SUPPLIED RECORDS:

------

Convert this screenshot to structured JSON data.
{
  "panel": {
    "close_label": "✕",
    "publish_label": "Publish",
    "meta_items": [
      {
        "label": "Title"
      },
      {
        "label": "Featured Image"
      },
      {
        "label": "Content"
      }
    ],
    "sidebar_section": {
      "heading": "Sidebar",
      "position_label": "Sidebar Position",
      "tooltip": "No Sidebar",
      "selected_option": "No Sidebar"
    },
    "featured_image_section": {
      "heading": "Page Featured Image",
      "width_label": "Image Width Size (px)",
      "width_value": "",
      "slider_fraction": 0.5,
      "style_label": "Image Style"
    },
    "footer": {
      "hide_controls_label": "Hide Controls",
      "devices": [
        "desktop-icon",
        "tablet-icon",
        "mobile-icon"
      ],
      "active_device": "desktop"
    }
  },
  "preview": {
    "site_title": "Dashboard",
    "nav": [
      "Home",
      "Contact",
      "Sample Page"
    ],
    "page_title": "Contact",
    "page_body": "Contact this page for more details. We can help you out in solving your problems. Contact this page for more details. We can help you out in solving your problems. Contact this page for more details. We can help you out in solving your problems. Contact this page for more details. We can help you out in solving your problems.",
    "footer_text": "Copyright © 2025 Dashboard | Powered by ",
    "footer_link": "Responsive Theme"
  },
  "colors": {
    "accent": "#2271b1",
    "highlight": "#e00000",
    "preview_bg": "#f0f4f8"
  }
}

------

BRIEF:
Copy each line from the records above that includes the string "icon".

THE SOLUTION:
        "desktop-icon",
        "tablet-icon",
        "mobile-icon"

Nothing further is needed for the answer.